Begin EXERCISE MATERIALS
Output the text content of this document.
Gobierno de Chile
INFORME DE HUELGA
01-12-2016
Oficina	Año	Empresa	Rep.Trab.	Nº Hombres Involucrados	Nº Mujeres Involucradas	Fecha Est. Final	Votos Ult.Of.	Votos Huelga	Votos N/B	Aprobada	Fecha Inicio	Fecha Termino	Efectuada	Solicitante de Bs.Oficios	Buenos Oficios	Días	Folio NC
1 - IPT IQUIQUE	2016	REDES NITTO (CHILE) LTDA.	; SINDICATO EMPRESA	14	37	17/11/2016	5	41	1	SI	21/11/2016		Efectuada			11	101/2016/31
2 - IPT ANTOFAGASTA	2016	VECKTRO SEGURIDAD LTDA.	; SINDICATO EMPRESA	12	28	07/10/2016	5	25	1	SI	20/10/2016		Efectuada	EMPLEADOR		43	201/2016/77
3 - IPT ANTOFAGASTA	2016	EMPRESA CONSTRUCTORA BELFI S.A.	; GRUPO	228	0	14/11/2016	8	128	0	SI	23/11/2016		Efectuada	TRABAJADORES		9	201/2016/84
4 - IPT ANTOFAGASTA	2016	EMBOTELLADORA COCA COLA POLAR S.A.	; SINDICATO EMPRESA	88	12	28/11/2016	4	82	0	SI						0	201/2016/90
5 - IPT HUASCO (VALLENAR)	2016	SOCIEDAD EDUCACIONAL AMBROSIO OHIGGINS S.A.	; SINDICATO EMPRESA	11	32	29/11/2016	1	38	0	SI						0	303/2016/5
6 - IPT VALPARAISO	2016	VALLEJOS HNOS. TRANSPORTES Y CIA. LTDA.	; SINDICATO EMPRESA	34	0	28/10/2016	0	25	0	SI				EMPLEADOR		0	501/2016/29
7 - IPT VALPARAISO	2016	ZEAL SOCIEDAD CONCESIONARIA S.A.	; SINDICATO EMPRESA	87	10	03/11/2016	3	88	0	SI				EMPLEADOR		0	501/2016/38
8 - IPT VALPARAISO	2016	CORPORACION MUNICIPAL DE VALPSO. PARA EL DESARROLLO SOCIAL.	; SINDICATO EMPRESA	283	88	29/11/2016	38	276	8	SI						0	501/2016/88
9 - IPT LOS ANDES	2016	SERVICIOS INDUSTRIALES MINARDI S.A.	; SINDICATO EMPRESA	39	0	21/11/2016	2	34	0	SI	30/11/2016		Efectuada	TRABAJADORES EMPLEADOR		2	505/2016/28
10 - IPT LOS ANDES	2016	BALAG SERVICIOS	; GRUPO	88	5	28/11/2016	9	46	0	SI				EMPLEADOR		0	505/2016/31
End EXERCISE MATERIALS
Tally the lines of the data that contain the string "TRABAJADORES" and report the total alone.

2